Monday, August 27, 2012

Fiesta Chicken Casserole

 
Michelle made this for lunch during our Sister Saturday Spectacular. It was easy to make and everyone loved it. Even the kids ate it. There was none left! I'm not sure where this recipe comes from because she found it on pinterest and the recipe is in the description and when you click on the picture, it takes you to the twitter login page, so if you know where this came from let me know. We would love to give credit for this recipe.
 
2 cups chicken breast grilled & cubed
 2 cups medium shell pasta cooked
  2 cups cheddar/jack cheese blend
 1 can of cream of chicken soup
 1 can Rotel
1 can green chilies
 1/2 cup of milk
  Cover with cheese
salt and pepper to taste!
 
Cook noodles according to the package
Mix all the ingredients together and place in a 9x13 pan
Cover and Bake at 350 for 20 minutes

Monday, February 27, 2012

Baked Cream Cheese Speghetti Casserole

Again Pinterest is the blame for this recipe! We made it the other night for our annual Oscar party, and I thought it was really good. Plus it was way easy to make. I got the recipe from here.





12 oz spaghetti
1 jar of spaghetti sauce (28oz)
1 lb hamburger
1 tsp italian seasoning
1 clove of garlic minced
8 oz cream cheese (softened)
1/2 c Parmesan cheese

Preheat your oven to 350 and grease a 9x13 pan.

In a skillet brown meat and drain. Stir in the spaghetti sauce and set aside.

Cook the noodles according to the packet. Drain noodles and place in a bowl. Add the italian seasoning, garlic and cream cheese, mix until cream cheese is melted and the noodles are coated.

put a little bit of the sauce on the bottom of your pan. Then put in the noodles and cover with the rest of the sauce. Sprinkle the parm cheese on top and bake for about 30 minutes!

Enjoy

Wednesday, February 15, 2012

Crockpot Chicken Tacos

I have become obsessed with Pinterest and all of the yummy recipes on there! I found this one, tried it and loved it! You can find the original recipe here. I stole her picture too.



You are never going to believe how easy this is to make!

1 envelope taco seasoning
6 pieces of boneless skinless chicken breasts
1 jar salsa (16 oz)

Stick it all in your crockpot and cook it for 4-6 hours on high or 6-8 hours on low. When it is done the chicken will shred easily. Use whatever taco shells you like (I used soft taco shells) and then put whatever toppings you like on it.

SO GOOD.

Exercise 1: According to the recipe posts, why can't the writer say where the Fiesta Chicken Casserole recipe came from?
Exercise 2: In the recipe posts, how many boneless skinless chicken breasts go into the Crockpot Chicken Tacos?
Exercise 3: Write the next part of the recipe blog posts, continuing from the last line shown.

Dataset items:
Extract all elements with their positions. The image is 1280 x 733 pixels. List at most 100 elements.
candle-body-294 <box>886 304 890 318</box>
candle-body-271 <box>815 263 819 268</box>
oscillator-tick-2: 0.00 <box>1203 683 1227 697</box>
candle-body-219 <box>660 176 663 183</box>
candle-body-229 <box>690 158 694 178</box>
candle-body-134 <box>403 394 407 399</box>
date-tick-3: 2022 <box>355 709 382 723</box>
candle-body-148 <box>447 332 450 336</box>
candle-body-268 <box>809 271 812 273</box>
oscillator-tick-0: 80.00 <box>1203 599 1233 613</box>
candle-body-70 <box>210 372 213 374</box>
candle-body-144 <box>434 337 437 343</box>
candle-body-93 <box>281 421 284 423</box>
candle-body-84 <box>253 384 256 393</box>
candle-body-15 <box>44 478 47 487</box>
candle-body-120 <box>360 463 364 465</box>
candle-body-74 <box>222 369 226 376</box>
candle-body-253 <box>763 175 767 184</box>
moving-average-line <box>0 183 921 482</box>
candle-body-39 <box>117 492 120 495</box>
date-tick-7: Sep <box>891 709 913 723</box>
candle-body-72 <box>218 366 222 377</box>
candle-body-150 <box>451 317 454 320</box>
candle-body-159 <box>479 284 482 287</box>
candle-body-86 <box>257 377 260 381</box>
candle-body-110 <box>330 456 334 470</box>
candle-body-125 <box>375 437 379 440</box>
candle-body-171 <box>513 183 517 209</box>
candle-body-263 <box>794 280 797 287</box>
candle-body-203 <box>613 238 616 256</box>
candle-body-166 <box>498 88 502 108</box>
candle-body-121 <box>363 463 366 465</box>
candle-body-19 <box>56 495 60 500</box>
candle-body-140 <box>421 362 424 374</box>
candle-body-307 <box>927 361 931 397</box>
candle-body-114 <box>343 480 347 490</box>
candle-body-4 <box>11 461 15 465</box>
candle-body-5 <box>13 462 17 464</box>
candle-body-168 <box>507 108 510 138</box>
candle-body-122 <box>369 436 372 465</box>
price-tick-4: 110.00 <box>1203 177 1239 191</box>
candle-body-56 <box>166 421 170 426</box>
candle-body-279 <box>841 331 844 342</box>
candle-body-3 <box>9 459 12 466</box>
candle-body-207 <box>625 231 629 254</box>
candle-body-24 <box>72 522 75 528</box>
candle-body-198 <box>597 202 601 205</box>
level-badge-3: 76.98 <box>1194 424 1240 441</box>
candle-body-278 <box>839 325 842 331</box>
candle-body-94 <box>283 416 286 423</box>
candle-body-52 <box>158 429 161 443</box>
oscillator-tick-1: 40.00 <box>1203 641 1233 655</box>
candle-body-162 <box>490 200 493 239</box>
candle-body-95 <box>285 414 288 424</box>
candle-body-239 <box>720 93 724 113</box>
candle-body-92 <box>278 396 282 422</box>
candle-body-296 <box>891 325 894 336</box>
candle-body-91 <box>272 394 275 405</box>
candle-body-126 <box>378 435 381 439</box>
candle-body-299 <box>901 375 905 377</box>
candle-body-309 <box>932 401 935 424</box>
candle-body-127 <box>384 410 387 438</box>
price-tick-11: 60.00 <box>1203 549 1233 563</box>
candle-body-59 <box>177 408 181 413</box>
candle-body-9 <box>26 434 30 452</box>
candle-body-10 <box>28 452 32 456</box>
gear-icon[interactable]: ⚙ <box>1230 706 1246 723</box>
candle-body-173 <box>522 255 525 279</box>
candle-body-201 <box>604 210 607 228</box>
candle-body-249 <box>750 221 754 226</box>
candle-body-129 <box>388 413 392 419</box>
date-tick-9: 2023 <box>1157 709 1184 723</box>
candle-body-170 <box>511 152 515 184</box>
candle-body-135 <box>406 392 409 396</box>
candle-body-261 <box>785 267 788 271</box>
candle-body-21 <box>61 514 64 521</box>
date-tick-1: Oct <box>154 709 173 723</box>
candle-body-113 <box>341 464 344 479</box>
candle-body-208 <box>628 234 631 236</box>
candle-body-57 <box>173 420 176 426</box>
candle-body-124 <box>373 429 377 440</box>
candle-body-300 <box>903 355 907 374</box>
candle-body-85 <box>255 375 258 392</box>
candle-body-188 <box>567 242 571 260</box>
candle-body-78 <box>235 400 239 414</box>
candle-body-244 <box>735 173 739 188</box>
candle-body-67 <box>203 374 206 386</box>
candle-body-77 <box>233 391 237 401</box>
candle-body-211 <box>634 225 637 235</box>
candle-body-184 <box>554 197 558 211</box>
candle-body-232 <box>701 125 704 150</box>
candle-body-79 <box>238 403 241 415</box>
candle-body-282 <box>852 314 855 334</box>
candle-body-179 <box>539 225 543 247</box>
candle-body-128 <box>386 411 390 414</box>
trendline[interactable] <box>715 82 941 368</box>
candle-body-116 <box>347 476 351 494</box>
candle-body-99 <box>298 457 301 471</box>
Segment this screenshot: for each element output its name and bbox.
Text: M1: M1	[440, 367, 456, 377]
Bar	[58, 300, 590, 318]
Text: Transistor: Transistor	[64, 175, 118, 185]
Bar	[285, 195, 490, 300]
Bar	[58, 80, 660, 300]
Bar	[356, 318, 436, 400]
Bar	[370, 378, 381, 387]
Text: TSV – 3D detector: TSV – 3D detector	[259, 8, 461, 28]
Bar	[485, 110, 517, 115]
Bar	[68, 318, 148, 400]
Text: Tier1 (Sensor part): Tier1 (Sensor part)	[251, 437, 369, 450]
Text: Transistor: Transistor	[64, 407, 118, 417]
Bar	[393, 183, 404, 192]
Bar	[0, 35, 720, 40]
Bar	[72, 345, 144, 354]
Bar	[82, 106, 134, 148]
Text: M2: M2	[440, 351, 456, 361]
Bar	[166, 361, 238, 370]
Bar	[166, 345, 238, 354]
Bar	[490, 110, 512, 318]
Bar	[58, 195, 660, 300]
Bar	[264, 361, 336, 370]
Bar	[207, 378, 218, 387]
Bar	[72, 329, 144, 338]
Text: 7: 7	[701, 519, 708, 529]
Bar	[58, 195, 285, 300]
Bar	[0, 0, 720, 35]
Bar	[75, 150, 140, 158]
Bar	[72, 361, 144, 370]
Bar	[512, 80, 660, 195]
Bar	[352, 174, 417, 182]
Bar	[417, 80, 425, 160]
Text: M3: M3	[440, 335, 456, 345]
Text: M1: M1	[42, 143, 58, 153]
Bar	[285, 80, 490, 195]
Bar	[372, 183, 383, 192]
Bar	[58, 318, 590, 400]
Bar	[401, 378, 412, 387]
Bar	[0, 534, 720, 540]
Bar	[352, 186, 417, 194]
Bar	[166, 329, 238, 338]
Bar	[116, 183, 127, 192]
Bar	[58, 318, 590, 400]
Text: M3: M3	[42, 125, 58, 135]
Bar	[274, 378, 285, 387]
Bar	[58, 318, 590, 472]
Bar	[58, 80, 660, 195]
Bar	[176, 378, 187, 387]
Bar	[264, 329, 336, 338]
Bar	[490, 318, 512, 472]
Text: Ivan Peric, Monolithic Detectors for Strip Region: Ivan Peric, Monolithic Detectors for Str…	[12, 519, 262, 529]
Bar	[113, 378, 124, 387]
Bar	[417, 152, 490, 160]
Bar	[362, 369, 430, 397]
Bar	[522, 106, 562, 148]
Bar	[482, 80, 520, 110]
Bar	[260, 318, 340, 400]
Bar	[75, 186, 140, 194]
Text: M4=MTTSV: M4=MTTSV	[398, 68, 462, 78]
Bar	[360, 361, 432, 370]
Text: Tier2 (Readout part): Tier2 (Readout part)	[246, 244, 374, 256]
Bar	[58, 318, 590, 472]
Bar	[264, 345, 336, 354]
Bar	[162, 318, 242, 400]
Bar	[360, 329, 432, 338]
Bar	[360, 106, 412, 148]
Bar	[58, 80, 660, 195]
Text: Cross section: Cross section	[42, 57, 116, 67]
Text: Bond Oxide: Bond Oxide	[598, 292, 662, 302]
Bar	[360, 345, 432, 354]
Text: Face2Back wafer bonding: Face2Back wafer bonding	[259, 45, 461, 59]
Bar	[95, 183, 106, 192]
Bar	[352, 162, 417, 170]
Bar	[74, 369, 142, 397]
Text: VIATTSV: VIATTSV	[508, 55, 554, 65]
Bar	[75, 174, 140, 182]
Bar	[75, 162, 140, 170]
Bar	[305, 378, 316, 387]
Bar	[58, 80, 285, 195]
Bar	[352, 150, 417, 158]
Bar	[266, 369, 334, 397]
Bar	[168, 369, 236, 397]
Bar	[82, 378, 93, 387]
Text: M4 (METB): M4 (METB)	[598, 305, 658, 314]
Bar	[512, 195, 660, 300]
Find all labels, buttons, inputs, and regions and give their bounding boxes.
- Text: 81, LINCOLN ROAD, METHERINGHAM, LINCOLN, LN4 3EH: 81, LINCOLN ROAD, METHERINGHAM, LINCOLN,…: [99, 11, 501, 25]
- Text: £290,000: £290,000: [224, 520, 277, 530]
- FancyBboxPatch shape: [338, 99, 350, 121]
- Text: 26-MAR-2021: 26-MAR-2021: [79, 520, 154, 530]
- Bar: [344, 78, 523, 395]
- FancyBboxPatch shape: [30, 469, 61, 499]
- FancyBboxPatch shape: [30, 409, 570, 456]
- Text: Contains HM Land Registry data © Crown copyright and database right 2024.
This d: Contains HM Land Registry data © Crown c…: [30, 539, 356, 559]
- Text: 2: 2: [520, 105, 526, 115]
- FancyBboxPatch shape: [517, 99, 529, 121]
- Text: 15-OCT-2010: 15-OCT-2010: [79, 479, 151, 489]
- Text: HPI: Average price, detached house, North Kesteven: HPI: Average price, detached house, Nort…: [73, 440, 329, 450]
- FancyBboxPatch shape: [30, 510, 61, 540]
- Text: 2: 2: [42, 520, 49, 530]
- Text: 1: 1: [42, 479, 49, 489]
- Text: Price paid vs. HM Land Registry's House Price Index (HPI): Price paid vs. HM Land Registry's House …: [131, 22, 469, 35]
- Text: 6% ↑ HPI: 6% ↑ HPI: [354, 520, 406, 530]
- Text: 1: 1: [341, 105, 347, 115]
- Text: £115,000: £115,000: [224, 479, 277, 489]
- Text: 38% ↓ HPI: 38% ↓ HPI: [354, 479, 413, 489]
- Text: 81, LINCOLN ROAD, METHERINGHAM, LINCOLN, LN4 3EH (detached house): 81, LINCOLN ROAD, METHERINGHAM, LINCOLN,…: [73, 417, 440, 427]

Written answer 1: Michelle found it on Pinterest, where the recipe was only in the description. Clicking the picture led to the Twitter login page instead of the original source.

Written answer 2: Six.

Written answer 3:
Wednesday, November 2, 2011

Caveman Pops.

This is not my recipe. I have been a recipe trying FOOL lately, and I thought I'd share.

I give this 1 thumb up. BUT, BUT! my husband really enjoyed them. So I'd say they're a crowd pleaser.


Pioneer Woman's Caveman Pops (State Fair Style)

Ingredients
■10 whole Turkey Legs
■ BRINE:
■4 quarts Water
■1 cup Kosher Salt
■1 cup Sugar
■1 cup Brown Sugar
■2 Tablespoons Seasoning Blend (I Used Montreal)
■1 whole Bay Leaf
■ Dry Rub
■2 Tablespoons Chili Powder (less If You Don't Like Things Too Spicy!)
■2 teaspoons Seasoning Blend (I Used Montreal)
■2 teaspoons Paprika
■2 teaspoons Onion Salt

Preparation Instructions


In a pot, combine water with the salt, sugar, brown sugar, 2 tablespoons seasoning blend, and bay leaf. Bring to a boil then remove from heat. Allow to cool, then pour into a large container or bowl filled with ice. When mixture is cold, submerge turkey in the brine. Cover the container and brine in the refrigerator for 4 to 6 hours, more if you have time.

Preheat oven to 400 degrees. Mix the dry rub ingredients. Remove the turkey legs from the brine and rinse them under cold water. Pat them dry. Rub the dry rub all over the turkey legs, getting under the skin when you can.

Roast on a baking sheet in the oven for 20 minutes, then reduce the heat to 300 and roast for another 15 minutes, or until turkey is cooked through. (Update: larger legs will require longer cooking time.)

Remove them from oven and wrap the bottom of the legs with aluminum foil for serving.

Dig in!

Monday, August 15, 2011

Fettuccine with Sweet Pepper-Cayenne Sauce

Umkay, so I made this last week, and it is easy and really good. I dumped waaaay too much cayenne pepper in (my bad) but the hubs loved the spice. Will definitely make again!





12 ounces dry fettuccine pasta
2 red bell peppers, julienned
3 cloves garlic, minced
3/4 teaspoon cayenne pepper
1 cup reduced fat sour cream
3/4 cup chicken broth
3/4 cup grated Parmesan cheese
salt and pepper to taste




Directions
1. Bring a large pot of lightly salted water to a boil. Add pasta and cook for 8 to 10 minutes or until al dente; drain.
2. Meanwhile, spray cooking oil in a large skillet and saute red bell peppers, garlic and cayenne pepper over medium heat for 3 to 5 minutes.
3. Stir in sour cream and broth; simmer uncovered for 5 minutes. Remove from heat and stir in cheese.
4. Toss hot pasta with sauce and season with salt and pepper to taste; serve.

Wednesday, June 8, 2011

Dinner Spanakopitas

I was watching the food network (the Barefoot Contessa) the other day, and I saw this recipe. I tried it and it is AWESOME!! It kinda sounds complicated but I promise it's not.

  • 1/4 cup good olive oil

  • 1 cup chopped yellow onion

  • 3 scallions, white and green parts, chopped

  • 2 (10-ounce) packages frozen chopped spinach, defrosted

  • 4 extra-large eggs, lightly beaten

  • 3 tablespoons freshly grated Parmesan cheese

  • Plain dry bread crumbs

  • 1 teaspoon grated nutmeg

  • 2 teaspoons kosher salt

  • 1 teaspoon freshly ground black pepper

  • 2 cups small-diced feta cheese (12 ounces)

  • 3 tablespoons toasted pine nuts

  • 24 sheets frozen phyllo dough, defrosted (defrost in your fridge, then they are all defrosted, not just the outside)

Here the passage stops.